» Exercise details: Please pull out every line that includes the string "this".

· · ·

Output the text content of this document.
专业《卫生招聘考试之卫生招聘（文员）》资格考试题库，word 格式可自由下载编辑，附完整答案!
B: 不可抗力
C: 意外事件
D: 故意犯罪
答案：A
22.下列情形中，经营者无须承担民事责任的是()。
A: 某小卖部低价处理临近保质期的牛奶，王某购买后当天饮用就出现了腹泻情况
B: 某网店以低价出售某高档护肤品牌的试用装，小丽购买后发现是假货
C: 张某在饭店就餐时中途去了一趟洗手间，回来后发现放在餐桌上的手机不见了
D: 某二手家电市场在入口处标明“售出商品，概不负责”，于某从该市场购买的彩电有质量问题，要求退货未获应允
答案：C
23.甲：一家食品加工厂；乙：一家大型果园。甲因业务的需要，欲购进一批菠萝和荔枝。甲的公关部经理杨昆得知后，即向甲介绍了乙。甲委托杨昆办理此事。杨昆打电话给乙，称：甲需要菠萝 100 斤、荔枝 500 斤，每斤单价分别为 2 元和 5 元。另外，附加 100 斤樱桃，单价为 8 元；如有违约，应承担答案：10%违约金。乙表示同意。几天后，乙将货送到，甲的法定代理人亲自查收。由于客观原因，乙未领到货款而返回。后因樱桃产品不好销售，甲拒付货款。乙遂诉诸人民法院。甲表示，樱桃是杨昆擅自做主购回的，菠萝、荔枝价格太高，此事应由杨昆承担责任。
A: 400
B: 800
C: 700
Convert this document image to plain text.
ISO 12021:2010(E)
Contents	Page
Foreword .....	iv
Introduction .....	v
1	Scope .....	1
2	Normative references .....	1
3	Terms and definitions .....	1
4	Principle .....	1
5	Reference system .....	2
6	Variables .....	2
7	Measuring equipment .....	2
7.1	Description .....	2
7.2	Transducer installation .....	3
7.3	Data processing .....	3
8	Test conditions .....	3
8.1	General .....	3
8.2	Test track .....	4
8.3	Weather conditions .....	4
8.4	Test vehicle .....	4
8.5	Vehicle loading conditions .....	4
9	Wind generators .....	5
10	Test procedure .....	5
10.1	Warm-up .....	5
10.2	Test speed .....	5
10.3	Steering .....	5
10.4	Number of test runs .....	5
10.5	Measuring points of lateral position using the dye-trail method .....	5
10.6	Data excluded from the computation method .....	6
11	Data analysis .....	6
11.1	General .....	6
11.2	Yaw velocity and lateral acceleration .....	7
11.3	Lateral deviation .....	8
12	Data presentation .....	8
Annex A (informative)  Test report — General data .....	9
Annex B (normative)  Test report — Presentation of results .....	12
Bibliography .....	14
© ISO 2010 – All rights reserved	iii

· · ·

» Task result:
Output the text content of this document.
Convert this document image to plain text.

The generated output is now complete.